* [STATED TASK]
Scan the material and copy every line in which "from" appears.

┄┄┄┄┄┄┄┄┄┄┄┄┄┄┄┄┄┄┄┄

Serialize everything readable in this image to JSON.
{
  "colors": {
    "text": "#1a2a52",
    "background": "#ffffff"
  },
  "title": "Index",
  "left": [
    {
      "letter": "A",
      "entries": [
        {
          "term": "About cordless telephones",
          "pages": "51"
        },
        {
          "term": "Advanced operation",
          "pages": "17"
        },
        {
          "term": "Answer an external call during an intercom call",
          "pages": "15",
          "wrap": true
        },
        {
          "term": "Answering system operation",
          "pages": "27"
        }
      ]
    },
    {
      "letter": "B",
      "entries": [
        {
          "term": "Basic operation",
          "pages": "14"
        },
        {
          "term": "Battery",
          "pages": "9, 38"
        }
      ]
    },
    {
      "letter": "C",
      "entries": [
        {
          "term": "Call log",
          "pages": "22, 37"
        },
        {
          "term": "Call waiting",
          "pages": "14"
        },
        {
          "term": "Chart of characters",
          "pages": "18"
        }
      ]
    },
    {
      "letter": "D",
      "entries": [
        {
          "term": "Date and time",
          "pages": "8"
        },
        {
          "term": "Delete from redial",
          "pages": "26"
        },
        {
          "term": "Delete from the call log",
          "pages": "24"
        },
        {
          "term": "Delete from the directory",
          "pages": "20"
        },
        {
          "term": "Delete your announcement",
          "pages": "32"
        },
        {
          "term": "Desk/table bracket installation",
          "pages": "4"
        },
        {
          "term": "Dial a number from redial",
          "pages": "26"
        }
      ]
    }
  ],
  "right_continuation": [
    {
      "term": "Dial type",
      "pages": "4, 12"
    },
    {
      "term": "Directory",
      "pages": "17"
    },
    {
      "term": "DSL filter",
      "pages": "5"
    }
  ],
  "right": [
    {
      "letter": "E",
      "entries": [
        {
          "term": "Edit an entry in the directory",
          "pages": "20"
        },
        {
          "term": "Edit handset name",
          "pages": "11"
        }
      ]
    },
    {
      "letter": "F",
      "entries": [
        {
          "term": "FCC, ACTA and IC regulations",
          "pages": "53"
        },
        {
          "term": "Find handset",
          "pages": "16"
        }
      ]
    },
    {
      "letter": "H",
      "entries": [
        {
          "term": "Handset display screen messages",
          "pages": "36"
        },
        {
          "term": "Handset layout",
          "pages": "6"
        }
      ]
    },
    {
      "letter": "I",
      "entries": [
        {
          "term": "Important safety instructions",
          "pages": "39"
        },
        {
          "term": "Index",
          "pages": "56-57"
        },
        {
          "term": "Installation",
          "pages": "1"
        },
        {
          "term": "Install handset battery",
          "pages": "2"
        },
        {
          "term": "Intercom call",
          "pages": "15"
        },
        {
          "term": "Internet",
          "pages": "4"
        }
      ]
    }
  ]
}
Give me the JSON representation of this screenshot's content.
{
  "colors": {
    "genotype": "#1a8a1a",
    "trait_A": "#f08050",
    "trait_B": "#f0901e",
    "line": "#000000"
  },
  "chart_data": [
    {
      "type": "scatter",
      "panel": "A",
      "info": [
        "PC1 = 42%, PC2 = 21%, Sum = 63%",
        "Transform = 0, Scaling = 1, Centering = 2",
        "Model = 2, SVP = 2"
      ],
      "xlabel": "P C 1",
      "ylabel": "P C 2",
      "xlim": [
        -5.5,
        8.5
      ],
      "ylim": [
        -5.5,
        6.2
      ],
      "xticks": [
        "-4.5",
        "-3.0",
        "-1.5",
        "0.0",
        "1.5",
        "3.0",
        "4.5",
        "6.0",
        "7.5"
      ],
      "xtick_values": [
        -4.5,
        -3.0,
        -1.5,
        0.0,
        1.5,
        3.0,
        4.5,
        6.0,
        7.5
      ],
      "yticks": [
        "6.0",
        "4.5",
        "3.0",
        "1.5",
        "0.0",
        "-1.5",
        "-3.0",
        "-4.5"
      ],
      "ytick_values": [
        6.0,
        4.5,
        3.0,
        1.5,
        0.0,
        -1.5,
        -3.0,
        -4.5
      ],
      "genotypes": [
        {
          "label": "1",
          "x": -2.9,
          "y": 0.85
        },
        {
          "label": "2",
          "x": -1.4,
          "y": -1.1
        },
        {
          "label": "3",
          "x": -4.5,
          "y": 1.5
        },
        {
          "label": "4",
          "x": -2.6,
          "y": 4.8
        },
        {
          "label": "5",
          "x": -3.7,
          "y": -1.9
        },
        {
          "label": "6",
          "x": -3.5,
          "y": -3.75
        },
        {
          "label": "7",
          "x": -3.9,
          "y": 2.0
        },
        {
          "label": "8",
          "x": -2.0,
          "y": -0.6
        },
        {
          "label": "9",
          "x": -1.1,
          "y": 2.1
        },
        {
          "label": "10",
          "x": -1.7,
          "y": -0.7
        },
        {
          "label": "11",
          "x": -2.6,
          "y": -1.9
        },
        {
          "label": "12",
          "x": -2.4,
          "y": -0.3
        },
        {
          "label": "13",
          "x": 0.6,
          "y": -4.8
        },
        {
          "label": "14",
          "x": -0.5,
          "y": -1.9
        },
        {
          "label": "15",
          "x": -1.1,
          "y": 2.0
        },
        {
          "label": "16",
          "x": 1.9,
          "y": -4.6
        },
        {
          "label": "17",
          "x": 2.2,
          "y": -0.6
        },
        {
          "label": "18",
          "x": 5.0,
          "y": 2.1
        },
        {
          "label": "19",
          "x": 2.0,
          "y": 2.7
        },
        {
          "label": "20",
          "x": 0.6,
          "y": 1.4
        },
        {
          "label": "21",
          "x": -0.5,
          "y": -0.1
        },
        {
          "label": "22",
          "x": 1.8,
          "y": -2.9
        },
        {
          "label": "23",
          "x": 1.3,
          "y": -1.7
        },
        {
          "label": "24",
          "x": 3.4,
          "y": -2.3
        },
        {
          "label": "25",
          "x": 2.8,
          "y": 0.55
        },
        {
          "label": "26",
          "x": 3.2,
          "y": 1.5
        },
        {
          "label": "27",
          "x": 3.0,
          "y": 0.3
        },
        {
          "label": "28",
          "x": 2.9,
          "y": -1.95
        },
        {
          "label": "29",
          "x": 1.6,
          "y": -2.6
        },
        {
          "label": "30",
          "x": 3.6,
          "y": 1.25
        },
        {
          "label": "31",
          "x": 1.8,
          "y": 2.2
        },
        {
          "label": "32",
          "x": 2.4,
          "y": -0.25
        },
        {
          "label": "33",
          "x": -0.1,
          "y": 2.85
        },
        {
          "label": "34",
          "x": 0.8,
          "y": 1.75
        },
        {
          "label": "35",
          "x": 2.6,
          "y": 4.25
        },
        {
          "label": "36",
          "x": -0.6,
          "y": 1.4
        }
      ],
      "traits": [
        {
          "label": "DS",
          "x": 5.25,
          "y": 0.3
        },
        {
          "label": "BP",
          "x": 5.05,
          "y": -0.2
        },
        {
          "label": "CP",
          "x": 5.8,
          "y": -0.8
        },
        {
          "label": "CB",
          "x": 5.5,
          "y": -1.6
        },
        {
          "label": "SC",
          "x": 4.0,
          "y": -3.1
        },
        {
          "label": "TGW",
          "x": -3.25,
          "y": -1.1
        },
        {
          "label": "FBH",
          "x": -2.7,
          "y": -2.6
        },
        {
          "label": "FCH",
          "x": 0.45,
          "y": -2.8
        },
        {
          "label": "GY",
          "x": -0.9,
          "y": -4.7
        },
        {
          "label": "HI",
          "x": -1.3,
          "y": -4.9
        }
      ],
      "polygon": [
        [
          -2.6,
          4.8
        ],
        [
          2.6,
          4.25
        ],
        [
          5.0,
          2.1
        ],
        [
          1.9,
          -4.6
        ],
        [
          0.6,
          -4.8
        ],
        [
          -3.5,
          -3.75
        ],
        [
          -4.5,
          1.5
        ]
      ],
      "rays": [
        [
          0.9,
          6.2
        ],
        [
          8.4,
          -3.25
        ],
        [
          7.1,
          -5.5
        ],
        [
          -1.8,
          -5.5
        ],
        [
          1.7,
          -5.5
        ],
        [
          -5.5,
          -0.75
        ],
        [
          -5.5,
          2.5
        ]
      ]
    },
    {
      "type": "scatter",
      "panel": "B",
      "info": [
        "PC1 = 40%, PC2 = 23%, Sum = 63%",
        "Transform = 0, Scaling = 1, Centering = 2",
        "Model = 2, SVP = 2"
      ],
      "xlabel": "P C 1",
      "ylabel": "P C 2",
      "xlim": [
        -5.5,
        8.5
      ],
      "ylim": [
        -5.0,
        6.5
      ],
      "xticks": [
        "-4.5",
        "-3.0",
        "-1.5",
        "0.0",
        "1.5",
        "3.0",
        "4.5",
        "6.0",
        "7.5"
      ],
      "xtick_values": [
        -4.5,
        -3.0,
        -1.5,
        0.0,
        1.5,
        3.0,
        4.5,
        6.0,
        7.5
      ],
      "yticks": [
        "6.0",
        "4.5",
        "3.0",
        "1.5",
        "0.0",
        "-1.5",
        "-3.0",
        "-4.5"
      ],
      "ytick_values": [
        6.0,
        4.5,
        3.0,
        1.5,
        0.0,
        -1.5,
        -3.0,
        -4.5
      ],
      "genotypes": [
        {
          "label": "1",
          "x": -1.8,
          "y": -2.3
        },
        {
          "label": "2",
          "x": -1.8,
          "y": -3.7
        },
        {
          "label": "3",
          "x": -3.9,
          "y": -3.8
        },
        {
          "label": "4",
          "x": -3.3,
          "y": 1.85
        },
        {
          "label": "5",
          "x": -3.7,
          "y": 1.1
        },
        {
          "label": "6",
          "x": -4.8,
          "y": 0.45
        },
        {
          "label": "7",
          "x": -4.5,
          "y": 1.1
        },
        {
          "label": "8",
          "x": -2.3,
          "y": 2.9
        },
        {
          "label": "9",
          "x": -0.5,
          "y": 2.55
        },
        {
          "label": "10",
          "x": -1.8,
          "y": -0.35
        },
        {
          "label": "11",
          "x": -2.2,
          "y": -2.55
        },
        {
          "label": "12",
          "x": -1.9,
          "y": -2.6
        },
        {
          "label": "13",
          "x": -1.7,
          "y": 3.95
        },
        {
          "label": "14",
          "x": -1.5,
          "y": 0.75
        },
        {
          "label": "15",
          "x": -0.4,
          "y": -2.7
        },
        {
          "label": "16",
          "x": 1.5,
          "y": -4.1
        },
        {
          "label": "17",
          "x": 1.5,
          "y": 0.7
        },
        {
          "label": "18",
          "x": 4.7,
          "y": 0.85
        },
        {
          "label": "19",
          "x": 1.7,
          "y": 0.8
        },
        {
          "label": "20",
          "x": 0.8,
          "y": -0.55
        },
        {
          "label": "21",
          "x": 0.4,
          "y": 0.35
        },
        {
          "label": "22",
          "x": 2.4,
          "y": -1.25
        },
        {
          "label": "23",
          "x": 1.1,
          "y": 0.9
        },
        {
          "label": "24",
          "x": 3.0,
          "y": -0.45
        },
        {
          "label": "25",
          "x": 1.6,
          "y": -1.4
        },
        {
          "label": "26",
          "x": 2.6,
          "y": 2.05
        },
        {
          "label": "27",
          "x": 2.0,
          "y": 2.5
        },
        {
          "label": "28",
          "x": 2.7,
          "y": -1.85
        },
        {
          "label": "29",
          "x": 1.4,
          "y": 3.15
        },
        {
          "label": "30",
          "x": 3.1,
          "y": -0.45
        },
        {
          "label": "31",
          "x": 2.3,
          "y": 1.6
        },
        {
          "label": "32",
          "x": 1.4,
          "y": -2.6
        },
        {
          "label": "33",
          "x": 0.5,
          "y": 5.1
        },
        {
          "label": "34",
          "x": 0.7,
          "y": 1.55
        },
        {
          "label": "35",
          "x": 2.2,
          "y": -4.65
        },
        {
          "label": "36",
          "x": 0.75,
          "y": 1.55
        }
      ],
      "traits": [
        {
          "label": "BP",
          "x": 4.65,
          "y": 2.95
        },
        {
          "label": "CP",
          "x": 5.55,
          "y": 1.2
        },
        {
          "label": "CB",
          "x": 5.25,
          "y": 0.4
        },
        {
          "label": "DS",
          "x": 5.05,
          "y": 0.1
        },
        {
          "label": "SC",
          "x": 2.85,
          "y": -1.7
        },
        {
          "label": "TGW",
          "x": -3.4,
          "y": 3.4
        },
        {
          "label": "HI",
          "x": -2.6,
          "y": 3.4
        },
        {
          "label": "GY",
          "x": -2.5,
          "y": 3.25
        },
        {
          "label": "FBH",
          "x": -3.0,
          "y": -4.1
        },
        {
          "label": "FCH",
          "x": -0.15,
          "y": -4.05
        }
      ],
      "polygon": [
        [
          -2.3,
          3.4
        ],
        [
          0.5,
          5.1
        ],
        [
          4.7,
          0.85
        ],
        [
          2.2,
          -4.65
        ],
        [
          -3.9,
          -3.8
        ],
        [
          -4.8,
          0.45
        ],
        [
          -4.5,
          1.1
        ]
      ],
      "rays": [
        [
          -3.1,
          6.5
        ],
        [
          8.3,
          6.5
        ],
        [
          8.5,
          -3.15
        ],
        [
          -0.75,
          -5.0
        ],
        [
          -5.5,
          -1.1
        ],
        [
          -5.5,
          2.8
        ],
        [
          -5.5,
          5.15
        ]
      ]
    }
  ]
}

┄┄┄┄┄┄┄┄┄┄┄┄┄┄┄┄┄┄┄┄

* [ANSWER TO THE PROBLEM]
          "term": "Delete from redial",
          "term": "Delete from the call log",
          "term": "Delete from the directory",
          "term": "Dial a number from redial",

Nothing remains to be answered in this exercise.